• _The exercise_
In the following material, identify every line holding the string "this" and return it.

::: Record set

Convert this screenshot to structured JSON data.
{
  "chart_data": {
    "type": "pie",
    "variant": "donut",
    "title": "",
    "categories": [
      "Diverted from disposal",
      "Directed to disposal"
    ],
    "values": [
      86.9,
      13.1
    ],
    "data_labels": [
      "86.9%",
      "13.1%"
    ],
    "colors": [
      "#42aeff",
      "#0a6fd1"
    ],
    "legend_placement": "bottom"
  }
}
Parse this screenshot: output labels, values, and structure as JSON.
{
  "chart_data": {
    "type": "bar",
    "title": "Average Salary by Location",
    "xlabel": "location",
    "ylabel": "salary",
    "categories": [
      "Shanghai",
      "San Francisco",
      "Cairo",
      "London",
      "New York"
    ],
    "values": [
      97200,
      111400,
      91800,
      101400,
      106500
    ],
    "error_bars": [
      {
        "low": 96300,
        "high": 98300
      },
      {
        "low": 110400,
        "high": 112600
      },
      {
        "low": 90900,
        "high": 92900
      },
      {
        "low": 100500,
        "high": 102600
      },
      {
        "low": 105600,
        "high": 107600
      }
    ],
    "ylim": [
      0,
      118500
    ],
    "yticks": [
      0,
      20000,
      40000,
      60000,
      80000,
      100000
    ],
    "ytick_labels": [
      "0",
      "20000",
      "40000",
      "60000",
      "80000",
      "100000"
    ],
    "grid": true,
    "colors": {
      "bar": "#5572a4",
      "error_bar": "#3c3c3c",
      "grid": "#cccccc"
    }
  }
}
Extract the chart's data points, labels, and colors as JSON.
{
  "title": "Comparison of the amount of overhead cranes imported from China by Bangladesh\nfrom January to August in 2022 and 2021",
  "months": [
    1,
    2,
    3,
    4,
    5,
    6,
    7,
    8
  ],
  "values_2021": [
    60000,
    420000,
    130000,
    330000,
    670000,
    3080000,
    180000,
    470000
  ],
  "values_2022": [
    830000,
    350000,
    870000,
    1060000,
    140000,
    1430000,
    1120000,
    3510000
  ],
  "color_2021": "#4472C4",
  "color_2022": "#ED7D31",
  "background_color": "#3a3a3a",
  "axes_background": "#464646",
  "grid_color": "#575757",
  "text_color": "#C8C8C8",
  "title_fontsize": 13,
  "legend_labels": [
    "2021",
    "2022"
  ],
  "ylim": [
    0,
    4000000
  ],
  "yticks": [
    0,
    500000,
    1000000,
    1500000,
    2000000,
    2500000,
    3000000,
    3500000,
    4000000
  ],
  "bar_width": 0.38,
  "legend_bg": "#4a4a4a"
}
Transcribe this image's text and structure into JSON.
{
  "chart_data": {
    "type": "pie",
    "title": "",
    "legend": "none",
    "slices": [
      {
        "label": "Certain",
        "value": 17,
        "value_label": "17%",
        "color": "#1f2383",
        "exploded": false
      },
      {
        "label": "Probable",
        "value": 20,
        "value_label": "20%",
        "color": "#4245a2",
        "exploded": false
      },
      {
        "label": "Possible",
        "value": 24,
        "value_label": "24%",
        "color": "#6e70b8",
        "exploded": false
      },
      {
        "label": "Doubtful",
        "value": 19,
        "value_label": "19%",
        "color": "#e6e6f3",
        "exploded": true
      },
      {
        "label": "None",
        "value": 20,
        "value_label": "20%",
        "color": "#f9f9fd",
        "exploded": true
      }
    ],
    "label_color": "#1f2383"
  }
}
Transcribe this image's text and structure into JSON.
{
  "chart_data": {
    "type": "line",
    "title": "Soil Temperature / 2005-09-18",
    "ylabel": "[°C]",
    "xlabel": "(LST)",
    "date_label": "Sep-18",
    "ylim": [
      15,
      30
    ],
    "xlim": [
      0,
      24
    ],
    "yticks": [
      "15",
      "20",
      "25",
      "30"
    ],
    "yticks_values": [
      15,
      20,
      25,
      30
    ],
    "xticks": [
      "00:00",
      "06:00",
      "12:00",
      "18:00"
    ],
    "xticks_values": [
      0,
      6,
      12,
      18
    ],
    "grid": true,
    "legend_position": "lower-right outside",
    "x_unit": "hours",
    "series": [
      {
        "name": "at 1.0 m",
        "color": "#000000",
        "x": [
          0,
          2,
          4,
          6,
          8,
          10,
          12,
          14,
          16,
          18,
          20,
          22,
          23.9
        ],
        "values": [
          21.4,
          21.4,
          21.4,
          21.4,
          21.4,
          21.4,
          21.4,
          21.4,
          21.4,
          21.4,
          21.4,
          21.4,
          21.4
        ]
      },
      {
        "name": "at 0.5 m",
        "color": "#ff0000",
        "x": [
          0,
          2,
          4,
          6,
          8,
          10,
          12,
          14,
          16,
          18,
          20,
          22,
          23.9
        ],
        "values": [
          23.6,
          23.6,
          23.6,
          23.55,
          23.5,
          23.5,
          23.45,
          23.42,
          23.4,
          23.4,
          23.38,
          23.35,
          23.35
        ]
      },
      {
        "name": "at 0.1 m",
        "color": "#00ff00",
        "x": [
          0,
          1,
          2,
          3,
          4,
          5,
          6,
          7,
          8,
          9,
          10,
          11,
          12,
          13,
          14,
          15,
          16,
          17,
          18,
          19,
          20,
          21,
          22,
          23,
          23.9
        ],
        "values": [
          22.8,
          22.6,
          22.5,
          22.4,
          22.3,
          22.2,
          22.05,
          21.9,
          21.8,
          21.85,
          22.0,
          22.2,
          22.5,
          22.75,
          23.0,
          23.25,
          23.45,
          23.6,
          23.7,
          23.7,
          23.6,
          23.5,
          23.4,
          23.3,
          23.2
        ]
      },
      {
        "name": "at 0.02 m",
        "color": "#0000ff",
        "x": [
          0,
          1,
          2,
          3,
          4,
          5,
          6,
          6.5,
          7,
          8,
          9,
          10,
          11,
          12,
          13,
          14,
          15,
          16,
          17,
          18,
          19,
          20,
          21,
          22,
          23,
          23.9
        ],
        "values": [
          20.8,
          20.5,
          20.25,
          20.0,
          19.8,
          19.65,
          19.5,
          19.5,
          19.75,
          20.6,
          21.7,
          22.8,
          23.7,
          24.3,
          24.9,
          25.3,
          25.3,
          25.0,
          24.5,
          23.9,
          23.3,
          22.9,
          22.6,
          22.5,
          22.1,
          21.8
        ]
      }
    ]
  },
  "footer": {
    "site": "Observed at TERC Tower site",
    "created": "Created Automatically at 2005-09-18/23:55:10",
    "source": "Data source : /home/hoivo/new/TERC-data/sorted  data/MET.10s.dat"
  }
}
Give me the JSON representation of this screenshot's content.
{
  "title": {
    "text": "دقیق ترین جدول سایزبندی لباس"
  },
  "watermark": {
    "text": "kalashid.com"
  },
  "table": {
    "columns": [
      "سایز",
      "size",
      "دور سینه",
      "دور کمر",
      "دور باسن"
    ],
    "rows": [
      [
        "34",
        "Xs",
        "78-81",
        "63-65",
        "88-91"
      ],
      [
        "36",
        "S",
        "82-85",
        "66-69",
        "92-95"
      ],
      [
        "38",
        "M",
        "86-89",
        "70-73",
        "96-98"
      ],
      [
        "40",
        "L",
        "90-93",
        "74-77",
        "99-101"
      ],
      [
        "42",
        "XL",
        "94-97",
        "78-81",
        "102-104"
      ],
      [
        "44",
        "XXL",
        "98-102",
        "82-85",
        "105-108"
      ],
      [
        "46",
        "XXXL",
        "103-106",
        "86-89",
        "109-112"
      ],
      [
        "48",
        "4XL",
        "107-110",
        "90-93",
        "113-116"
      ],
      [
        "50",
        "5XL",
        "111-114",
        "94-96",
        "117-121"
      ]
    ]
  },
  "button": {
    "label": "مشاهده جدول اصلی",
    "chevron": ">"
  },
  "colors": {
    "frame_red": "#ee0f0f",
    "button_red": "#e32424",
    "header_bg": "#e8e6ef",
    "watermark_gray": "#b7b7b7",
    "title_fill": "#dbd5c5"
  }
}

::::::

• _Expected output_
Convert this screenshot to structured JSON data.
Parse this screenshot: output labels, values, and structure as JSON.
Transcribe this image's text and structure into JSON.
Transcribe this image's text and structure into JSON.
Give me the JSON representation of this screenshot's content.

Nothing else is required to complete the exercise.